**Records for this task**
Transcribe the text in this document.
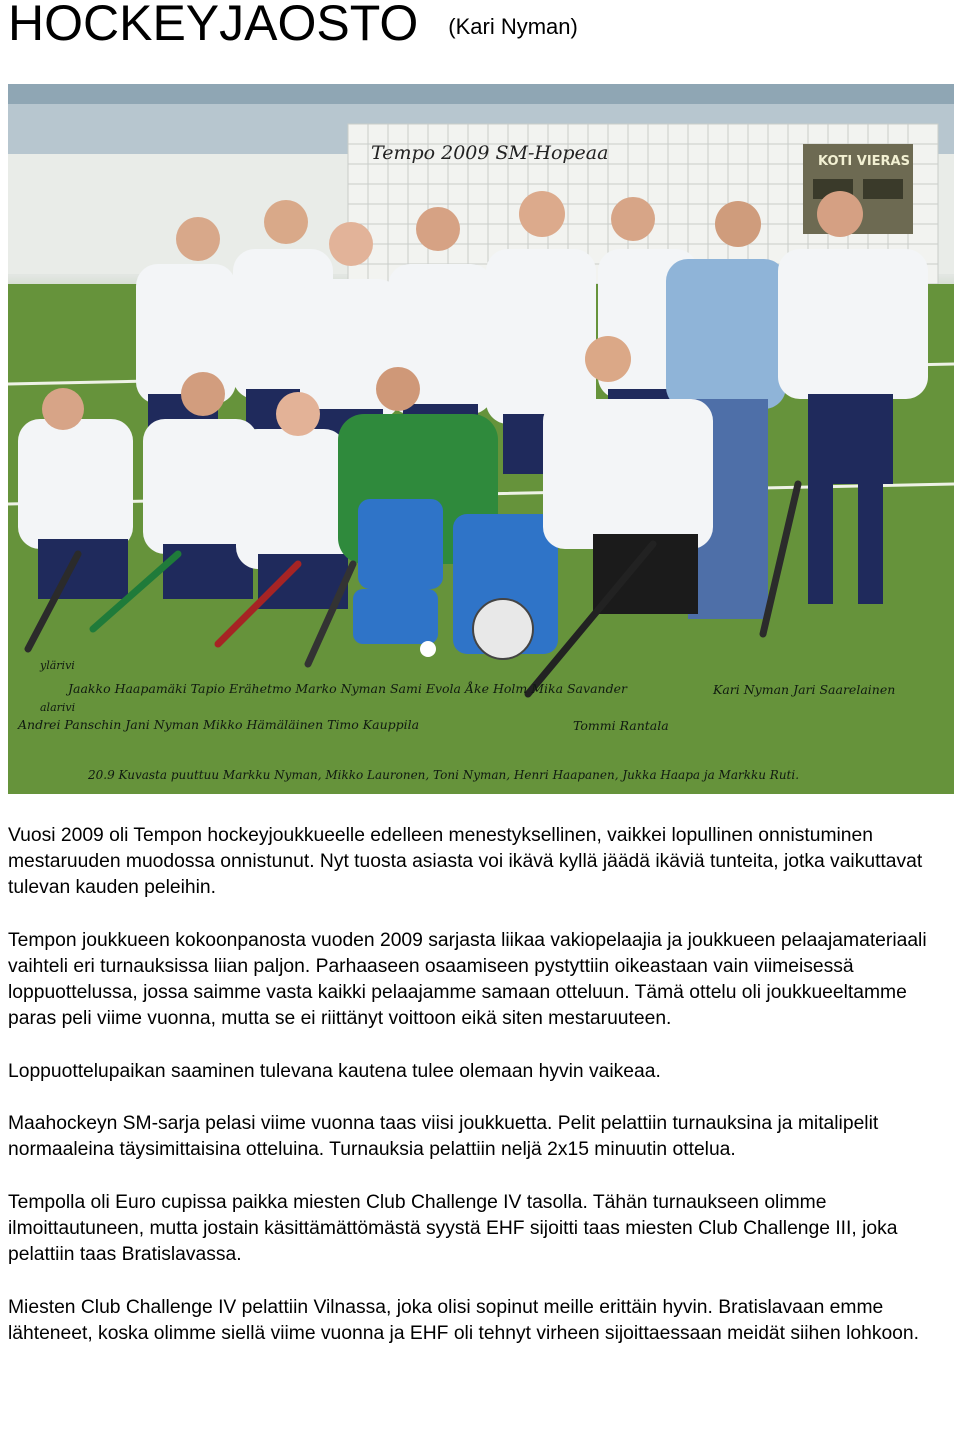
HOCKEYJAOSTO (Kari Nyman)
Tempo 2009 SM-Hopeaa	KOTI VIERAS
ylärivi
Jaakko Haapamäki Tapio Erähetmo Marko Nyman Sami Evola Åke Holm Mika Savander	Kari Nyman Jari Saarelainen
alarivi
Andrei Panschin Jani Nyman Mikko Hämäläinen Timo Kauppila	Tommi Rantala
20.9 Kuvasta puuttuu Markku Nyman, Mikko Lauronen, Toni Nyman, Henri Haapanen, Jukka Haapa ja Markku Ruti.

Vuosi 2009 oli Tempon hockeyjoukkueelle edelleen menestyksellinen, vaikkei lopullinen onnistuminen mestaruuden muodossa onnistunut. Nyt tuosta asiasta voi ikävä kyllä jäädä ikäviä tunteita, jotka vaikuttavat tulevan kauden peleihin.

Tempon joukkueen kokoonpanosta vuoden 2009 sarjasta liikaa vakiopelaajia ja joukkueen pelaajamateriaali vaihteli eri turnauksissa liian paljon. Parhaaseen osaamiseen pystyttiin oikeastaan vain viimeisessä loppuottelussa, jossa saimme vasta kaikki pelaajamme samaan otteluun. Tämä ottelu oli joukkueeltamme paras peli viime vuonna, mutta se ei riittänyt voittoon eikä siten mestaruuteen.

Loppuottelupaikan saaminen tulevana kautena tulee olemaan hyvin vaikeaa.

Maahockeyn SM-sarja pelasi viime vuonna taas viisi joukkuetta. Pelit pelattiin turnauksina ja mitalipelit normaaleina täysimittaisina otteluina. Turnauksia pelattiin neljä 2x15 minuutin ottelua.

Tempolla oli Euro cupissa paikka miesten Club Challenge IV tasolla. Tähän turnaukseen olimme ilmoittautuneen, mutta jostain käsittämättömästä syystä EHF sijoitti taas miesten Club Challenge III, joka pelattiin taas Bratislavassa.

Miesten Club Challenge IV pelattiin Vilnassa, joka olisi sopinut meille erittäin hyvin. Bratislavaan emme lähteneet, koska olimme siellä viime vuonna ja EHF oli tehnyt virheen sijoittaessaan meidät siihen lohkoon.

**Exercise prompt**
Set down the lines of the records above exactly, apart from the pictures.

**Exercise result**
Transcribe the text in this document.
HOCKEYJAOSTO (Kari Nyman)
Tempo 2009 SM-Hopeaa	KOTI VIERAS
ylärivi
Jaakko Haapamäki Tapio Erähetmo Marko Nyman Sami Evola Åke Holm Mika Savander	Kari Nyman Jari Saarelainen
alarivi
Andrei Panschin Jani Nyman Mikko Hämäläinen Timo Kauppila	Tommi Rantala
20.9 Kuvasta puuttuu Markku Nyman, Mikko Lauronen, Toni Nyman, Henri Haapanen, Jukka Haapa ja Markku Ruti.

Vuosi 2009 oli Tempon hockeyjoukkueelle edelleen menestyksellinen, vaikkei lopullinen onnistuminen mestaruuden muodossa onnistunut. Nyt tuosta asiasta voi ikävä kyllä jäädä ikäviä tunteita, jotka vaikuttavat tulevan kauden peleihin.

Tempon joukkueen kokoonpanosta vuoden 2009 sarjasta liikaa vakiopelaajia ja joukkueen pelaajamateriaali vaihteli eri turnauksissa liian paljon. Parhaaseen osaamiseen pystyttiin oikeastaan vain viimeisessä loppuottelussa, jossa saimme vasta kaikki pelaajamme samaan otteluun. Tämä ottelu oli joukkueeltamme paras peli viime vuonna, mutta se ei riittänyt voittoon eikä siten mestaruuteen.

Loppuottelupaikan saaminen tulevana kautena tulee olemaan hyvin vaikeaa.

Maahockeyn SM-sarja pelasi viime vuonna taas viisi joukkuetta. Pelit pelattiin turnauksina ja mitalipelit normaaleina täysimittaisina otteluina. Turnauksia pelattiin neljä 2x15 minuutin ottelua.

Tempolla oli Euro cupissa paikka miesten Club Challenge IV tasolla. Tähän turnaukseen olimme ilmoittautuneen, mutta jostain käsittämättömästä syystä EHF sijoitti taas miesten Club Challenge III, joka pelattiin taas Bratislavassa.

Miesten Club Challenge IV pelattiin Vilnassa, joka olisi sopinut meille erittäin hyvin. Bratislavaan emme lähteneet, koska olimme siellä viime vuonna ja EHF oli tehnyt virheen sijoittaessaan meidät siihen lohkoon.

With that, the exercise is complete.